» Your goal:
List the lines of this listing that hold the word "Logg".

Records:
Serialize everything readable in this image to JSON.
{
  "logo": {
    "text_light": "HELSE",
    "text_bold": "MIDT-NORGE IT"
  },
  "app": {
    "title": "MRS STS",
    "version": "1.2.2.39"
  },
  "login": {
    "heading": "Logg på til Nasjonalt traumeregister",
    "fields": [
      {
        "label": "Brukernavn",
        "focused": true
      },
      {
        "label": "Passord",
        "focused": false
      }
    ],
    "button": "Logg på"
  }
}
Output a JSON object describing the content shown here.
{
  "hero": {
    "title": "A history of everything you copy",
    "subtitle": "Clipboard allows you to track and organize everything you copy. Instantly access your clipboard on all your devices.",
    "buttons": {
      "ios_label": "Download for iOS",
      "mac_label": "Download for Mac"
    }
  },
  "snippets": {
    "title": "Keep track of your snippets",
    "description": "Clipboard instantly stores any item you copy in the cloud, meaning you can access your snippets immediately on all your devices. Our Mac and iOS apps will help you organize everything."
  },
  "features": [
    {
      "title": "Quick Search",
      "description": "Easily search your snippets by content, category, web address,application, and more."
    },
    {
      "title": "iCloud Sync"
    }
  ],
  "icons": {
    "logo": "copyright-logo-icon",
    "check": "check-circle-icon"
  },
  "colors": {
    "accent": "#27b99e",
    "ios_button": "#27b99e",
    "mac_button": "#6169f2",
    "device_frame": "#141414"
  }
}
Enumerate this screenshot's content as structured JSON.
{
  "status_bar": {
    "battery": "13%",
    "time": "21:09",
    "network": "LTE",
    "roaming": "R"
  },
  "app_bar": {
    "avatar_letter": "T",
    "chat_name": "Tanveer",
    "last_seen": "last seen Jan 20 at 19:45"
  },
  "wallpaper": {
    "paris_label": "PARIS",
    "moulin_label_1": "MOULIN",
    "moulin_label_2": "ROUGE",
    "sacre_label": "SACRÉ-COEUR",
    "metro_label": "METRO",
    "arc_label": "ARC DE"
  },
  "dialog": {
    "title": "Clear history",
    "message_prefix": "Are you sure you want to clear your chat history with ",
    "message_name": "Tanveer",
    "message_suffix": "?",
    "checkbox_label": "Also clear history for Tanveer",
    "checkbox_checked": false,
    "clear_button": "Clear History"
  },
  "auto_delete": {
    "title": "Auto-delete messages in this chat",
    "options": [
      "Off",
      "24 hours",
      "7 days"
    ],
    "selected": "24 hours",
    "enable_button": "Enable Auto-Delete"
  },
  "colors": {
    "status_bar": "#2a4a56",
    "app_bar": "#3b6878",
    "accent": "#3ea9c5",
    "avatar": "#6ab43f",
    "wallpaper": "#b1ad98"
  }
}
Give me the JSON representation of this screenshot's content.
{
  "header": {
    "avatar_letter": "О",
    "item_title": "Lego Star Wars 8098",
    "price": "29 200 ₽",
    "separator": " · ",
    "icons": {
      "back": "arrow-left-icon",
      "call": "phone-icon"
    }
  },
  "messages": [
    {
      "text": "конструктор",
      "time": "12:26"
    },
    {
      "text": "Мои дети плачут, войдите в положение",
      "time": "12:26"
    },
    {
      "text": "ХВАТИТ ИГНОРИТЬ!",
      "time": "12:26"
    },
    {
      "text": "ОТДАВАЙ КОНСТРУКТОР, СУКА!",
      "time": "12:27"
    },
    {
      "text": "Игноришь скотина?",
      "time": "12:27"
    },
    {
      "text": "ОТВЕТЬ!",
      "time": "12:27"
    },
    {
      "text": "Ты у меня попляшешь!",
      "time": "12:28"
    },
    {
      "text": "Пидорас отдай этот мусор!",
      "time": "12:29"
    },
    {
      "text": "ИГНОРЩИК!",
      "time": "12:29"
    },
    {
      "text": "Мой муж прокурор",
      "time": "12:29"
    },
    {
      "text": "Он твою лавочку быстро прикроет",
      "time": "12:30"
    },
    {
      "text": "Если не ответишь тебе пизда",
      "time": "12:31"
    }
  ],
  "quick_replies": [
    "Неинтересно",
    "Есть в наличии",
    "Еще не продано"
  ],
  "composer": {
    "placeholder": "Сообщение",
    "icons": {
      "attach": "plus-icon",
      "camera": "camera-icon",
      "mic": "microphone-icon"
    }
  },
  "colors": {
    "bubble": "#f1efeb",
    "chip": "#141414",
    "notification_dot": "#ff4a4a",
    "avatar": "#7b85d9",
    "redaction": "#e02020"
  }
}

» Exercise output:
    "heading": "Logg på til Nasjonalt traumeregister",
    "button": "Logg på"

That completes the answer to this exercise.